Your task is to print every entry below exactly as given.

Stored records
******************************

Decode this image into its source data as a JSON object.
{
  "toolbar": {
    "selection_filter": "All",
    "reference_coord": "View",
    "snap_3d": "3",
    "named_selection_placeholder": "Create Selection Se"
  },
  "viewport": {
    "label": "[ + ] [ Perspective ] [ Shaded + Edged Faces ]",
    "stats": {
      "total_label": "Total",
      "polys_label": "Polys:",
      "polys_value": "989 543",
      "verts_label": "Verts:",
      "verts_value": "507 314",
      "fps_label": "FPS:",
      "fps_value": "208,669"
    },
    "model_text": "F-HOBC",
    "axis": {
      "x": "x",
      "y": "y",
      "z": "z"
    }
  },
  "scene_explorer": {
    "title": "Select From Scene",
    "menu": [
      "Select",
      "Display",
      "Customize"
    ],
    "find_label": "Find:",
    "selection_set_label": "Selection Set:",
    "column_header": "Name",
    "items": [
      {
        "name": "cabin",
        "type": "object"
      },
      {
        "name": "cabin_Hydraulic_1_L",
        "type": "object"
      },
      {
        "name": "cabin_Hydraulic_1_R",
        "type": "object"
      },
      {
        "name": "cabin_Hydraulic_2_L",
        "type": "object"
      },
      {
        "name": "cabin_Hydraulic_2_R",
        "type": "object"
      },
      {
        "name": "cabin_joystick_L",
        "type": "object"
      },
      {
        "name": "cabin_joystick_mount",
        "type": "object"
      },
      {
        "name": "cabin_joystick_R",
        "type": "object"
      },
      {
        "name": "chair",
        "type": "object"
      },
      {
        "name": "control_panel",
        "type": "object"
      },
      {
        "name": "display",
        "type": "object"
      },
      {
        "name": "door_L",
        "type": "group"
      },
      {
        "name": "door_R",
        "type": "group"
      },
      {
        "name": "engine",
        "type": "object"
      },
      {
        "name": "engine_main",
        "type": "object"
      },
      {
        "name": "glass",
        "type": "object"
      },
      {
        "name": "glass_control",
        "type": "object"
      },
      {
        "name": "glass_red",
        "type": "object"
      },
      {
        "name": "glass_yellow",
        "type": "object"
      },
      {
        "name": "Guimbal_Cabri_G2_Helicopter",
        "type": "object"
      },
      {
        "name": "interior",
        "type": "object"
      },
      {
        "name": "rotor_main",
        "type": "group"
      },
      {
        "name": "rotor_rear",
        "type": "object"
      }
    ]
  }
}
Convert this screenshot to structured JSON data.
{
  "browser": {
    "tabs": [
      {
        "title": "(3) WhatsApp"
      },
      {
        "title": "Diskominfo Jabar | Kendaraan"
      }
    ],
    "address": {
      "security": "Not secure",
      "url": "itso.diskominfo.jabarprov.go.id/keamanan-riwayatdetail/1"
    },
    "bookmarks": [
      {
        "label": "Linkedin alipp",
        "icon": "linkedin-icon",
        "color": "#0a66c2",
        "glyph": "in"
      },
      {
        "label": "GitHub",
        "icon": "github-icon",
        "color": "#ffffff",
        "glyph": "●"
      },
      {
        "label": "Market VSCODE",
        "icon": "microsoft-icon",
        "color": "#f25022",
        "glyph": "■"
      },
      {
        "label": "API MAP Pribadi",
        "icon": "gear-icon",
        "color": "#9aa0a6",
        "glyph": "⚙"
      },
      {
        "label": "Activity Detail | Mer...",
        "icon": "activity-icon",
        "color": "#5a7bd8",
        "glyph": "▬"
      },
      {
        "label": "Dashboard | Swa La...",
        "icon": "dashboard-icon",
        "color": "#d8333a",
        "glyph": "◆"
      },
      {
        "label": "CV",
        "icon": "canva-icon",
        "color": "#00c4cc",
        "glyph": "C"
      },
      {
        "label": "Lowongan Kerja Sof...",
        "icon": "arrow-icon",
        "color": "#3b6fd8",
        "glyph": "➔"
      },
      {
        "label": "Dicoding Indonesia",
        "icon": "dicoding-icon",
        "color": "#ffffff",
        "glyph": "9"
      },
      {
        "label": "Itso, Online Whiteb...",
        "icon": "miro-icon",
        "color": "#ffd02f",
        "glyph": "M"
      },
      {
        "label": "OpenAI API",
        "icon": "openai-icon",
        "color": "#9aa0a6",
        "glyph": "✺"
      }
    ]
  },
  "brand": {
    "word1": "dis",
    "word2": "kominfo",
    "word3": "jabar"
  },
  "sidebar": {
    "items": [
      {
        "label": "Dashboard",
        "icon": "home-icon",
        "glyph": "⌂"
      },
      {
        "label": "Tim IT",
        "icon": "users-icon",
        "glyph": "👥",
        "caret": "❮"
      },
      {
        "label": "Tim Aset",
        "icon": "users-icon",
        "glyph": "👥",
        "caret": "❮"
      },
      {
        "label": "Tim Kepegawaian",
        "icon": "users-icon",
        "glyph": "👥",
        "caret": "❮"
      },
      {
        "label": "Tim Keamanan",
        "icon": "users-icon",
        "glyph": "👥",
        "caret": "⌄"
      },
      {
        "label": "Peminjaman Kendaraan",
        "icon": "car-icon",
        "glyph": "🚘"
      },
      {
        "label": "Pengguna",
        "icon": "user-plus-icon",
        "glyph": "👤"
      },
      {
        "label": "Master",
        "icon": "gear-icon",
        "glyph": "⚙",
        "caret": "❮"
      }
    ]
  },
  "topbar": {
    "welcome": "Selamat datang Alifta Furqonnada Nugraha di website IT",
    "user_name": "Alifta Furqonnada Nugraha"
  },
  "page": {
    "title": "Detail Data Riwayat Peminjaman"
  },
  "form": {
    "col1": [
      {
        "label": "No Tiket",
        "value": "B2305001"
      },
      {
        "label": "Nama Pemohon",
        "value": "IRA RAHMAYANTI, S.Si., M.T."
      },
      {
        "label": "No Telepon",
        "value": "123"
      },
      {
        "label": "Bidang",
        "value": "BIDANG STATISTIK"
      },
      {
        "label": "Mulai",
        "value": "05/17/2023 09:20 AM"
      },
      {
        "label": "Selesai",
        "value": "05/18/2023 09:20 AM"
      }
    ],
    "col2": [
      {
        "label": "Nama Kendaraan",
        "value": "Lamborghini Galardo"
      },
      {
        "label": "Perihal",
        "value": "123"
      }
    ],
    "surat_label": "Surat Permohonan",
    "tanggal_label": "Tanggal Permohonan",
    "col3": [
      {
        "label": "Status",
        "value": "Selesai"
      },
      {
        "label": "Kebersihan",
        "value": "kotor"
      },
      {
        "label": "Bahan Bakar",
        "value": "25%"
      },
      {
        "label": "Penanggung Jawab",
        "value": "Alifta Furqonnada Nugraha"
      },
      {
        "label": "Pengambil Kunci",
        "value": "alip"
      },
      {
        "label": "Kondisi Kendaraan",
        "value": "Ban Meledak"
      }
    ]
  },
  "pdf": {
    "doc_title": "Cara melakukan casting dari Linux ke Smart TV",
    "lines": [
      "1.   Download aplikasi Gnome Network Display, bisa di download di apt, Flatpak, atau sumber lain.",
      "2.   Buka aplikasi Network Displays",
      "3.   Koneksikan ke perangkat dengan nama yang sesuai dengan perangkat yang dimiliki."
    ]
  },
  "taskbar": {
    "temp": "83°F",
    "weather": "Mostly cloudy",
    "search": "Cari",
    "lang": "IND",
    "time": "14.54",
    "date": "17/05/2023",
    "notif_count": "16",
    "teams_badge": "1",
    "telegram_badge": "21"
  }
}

******************************

• EXPECTED ANSWER:
Decode this image into its source data as a JSON object.
{
  "toolbar": {
    "selection_filter": "All",
    "reference_coord": "View",
    "snap_3d": "3",
    "named_selection_placeholder": "Create Selection Se"
  },
  "viewport": {
    "label": "[ + ] [ Perspective ] [ Shaded + Edged Faces ]",
    "stats": {
      "total_label": "Total",
      "polys_label": "Polys:",
      "polys_value": "989 543",
      "verts_label": "Verts:",
      "verts_value": "507 314",
      "fps_label": "FPS:",
      "fps_value": "208,669"
    },
    "model_text": "F-HOBC",
    "axis": {
      "x": "x",
      "y": "y",
      "z": "z"
    }
  },
  "scene_explorer": {
    "title": "Select From Scene",
    "menu": [
      "Select",
      "Display",
      "Customize"
    ],
    "find_label": "Find:",
    "selection_set_label": "Selection Set:",
    "column_header": "Name",
    "items": [
      {
        "name": "cabin",
        "type": "object"
      },
      {
        "name": "cabin_Hydraulic_1_L",
        "type": "object"
      },
      {
        "name": "cabin_Hydraulic_1_R",
        "type": "object"
      },
      {
        "name": "cabin_Hydraulic_2_L",
        "type": "object"
      },
      {
        "name": "cabin_Hydraulic_2_R",
        "type": "object"
      },
      {
        "name": "cabin_joystick_L",
        "type": "object"
      },
      {
        "name": "cabin_joystick_mount",
        "type": "object"
      },
      {
        "name": "cabin_joystick_R",
        "type": "object"
      },
      {
        "name": "chair",
        "type": "object"
      },
      {
        "name": "control_panel",
        "type": "object"
      },
      {
        "name": "display",
        "type": "object"
      },
      {
        "name": "door_L",
        "type": "group"
      },
      {
        "name": "door_R",
        "type": "group"
      },
      {
        "name": "engine",
        "type": "object"
      },
      {
        "name": "engine_main",
        "type": "object"
      },
      {
        "name": "glass",
        "type": "object"
      },
      {
        "name": "glass_control",
        "type": "object"
      },
      {
        "name": "glass_red",
        "type": "object"
      },
      {
        "name": "glass_yellow",
        "type": "object"
      },
      {
        "name": "Guimbal_Cabri_G2_Helicopter",
        "type": "object"
      },
      {
        "name": "interior",
        "type": "object"
      },
      {
        "name": "rotor_main",
        "type": "group"
      },
      {
        "name": "rotor_rear",
        "type": "object"
      }
    ]
  }
}
Convert this screenshot to structured JSON data.
{
  "browser": {
    "tabs": [
      {
        "title": "(3) WhatsApp"
      },
      {
        "title": "Diskominfo Jabar | Kendaraan"
      }
    ],
    "address": {
      "security": "Not secure",
      "url": "itso.diskominfo.jabarprov.go.id/keamanan-riwayatdetail/1"
    },
    "bookmarks": [
      {
        "label": "Linkedin alipp",
        "icon": "linkedin-icon",
        "color": "#0a66c2",
        "glyph": "in"
      },
      {
        "label": "GitHub",
        "icon": "github-icon",
        "color": "#ffffff",
        "glyph": "●"
      },
      {
        "label": "Market VSCODE",
        "icon": "microsoft-icon",
        "color": "#f25022",
        "glyph": "■"
      },
      {
        "label": "API MAP Pribadi",
        "icon": "gear-icon",
        "color": "#9aa0a6",
        "glyph": "⚙"
      },
      {
        "label": "Activity Detail | Mer...",
        "icon": "activity-icon",
        "color": "#5a7bd8",
        "glyph": "▬"
      },
      {
        "label": "Dashboard | Swa La...",
        "icon": "dashboard-icon",
        "color": "#d8333a",
        "glyph": "◆"
      },
      {
        "label": "CV",
        "icon": "canva-icon",
        "color": "#00c4cc",
        "glyph": "C"
      },
      {
        "label": "Lowongan Kerja Sof...",
        "icon": "arrow-icon",
        "color": "#3b6fd8",
        "glyph": "➔"
      },
      {
        "label": "Dicoding Indonesia",
        "icon": "dicoding-icon",
        "color": "#ffffff",
        "glyph": "9"
      },
      {
        "label": "Itso, Online Whiteb...",
        "icon": "miro-icon",
        "color": "#ffd02f",
        "glyph": "M"
      },
      {
        "label": "OpenAI API",
        "icon": "openai-icon",
        "color": "#9aa0a6",
        "glyph": "✺"
      }
    ]
  },
  "brand": {
    "word1": "dis",
    "word2": "kominfo",
    "word3": "jabar"
  },
  "sidebar": {
    "items": [
      {
        "label": "Dashboard",
        "icon": "home-icon",
        "glyph": "⌂"
      },
      {
        "label": "Tim IT",
        "icon": "users-icon",
        "glyph": "👥",
        "caret": "❮"
      },
      {
        "label": "Tim Aset",
        "icon": "users-icon",
        "glyph": "👥",
        "caret": "❮"
      },
      {
        "label": "Tim Kepegawaian",
        "icon": "users-icon",
        "glyph": "👥",
        "caret": "❮"
      },
      {
        "label": "Tim Keamanan",
        "icon": "users-icon",
        "glyph": "👥",
        "caret": "⌄"
      },
      {
        "label": "Peminjaman Kendaraan",
        "icon": "car-icon",
        "glyph": "🚘"
      },
      {
        "label": "Pengguna",
        "icon": "user-plus-icon",
        "glyph": "👤"
      },
      {
        "label": "Master",
        "icon": "gear-icon",
        "glyph": "⚙",
        "caret": "❮"
      }
    ]
  },
  "topbar": {
    "welcome": "Selamat datang Alifta Furqonnada Nugraha di website IT",
    "user_name": "Alifta Furqonnada Nugraha"
  },
  "page": {
    "title": "Detail Data Riwayat Peminjaman"
  },
  "form": {
    "col1": [
      {
        "label": "No Tiket",
        "value": "B2305001"
      },
      {
        "label": "Nama Pemohon",
        "value": "IRA RAHMAYANTI, S.Si., M.T."
      },
      {
        "label": "No Telepon",
        "value": "123"
      },
      {
        "label": "Bidang",
        "value": "BIDANG STATISTIK"
      },
      {
        "label": "Mulai",
        "value": "05/17/2023 09:20 AM"
      },
      {
        "label": "Selesai",
        "value": "05/18/2023 09:20 AM"
      }
    ],
    "col2": [
      {
        "label": "Nama Kendaraan",
        "value": "Lamborghini Galardo"
      },
      {
        "label": "Perihal",
        "value": "123"
      }
    ],
    "surat_label": "Surat Permohonan",
    "tanggal_label": "Tanggal Permohonan",
    "col3": [
      {
        "label": "Status",
        "value": "Selesai"
      },
      {
        "label": "Kebersihan",
        "value": "kotor"
      },
      {
        "label": "Bahan Bakar",
        "value": "25%"
      },
      {
        "label": "Penanggung Jawab",
        "value": "Alifta Furqonnada Nugraha"
      },
      {
        "label": "Pengambil Kunci",
        "value": "alip"
      },
      {
        "label": "Kondisi Kendaraan",
        "value": "Ban Meledak"
      }
    ]
  },
  "pdf": {
    "doc_title": "Cara melakukan casting dari Linux ke Smart TV",
    "lines": [
      "1.   Download aplikasi Gnome Network Display, bisa di download di apt, Flatpak, atau sumber lain.",
      "2.   Buka aplikasi Network Displays",
      "3.   Koneksikan ke perangkat dengan nama yang sesuai dengan perangkat yang dimiliki."
    ]
  },
  "taskbar": {
    "temp": "83°F",
    "weather": "Mostly cloudy",
    "search": "Cari",
    "lang": "IND",
    "time": "14.54",
    "date": "17/05/2023",
    "notif_count": "16",
    "teams_badge": "1",
    "telegram_badge": "21"
  }
}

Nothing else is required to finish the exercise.